(Records that describe figures)
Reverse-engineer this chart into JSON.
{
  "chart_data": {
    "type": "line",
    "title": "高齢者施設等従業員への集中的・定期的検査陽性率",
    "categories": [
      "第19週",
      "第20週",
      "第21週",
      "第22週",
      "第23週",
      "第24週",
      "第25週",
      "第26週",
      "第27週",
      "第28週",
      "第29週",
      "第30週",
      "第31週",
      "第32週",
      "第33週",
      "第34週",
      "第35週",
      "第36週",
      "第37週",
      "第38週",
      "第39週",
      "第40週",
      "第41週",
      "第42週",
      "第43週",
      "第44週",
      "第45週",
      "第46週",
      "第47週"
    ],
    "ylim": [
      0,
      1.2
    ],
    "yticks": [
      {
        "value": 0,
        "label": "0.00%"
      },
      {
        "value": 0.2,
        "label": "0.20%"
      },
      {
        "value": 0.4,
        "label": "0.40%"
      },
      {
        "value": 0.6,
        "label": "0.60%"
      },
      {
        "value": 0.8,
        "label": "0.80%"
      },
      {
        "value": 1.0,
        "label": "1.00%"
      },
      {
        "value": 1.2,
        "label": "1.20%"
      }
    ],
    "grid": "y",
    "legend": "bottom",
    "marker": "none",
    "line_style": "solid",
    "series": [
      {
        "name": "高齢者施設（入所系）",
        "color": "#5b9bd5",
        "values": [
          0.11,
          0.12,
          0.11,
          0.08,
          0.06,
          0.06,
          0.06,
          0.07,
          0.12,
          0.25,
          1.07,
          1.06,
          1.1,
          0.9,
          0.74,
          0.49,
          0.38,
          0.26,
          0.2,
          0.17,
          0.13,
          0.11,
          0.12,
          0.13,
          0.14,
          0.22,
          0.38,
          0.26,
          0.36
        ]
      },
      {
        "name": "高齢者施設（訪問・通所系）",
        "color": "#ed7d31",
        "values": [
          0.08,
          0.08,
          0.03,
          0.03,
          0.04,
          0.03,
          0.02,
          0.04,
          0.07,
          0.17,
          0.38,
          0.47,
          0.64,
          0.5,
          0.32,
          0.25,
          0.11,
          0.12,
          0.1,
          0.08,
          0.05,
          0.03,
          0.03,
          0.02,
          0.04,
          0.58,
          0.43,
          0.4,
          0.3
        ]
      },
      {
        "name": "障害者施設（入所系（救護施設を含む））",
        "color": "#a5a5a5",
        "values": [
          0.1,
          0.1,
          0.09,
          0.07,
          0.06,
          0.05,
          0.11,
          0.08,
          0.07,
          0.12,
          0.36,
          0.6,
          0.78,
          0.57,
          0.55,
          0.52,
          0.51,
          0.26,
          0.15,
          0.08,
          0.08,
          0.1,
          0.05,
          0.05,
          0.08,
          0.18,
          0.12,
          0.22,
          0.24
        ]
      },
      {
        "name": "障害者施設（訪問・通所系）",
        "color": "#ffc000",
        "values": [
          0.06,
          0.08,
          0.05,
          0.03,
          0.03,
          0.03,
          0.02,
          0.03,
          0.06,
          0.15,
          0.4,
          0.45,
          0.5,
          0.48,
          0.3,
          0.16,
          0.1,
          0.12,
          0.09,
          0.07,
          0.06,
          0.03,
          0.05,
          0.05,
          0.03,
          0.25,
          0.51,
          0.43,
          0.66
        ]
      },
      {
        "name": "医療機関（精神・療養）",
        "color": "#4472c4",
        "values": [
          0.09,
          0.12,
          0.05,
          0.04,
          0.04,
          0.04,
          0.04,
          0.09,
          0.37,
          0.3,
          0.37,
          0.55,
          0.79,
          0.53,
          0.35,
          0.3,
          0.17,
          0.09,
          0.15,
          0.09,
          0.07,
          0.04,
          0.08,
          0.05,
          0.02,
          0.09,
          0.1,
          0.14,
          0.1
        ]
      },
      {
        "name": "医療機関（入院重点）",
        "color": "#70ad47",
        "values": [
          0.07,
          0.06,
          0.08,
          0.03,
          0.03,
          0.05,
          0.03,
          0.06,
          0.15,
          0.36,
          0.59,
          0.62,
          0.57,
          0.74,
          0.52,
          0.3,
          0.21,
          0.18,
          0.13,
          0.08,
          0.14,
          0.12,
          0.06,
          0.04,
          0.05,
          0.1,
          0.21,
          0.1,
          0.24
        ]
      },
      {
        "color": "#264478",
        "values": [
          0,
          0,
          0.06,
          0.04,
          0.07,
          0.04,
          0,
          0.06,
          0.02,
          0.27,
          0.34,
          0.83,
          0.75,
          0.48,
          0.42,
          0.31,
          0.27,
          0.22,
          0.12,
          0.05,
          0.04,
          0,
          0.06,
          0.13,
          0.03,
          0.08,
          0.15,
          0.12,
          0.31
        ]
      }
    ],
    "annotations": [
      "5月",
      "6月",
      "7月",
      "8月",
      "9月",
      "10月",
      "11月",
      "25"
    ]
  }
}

_Work instructions_. Filter the records above for "障害者施設" and copy every matching line.

_Correct response_.
        "name": "障害者施設（入所系（救護施設を含む））",
        "name": "障害者施設（訪問・通所系）",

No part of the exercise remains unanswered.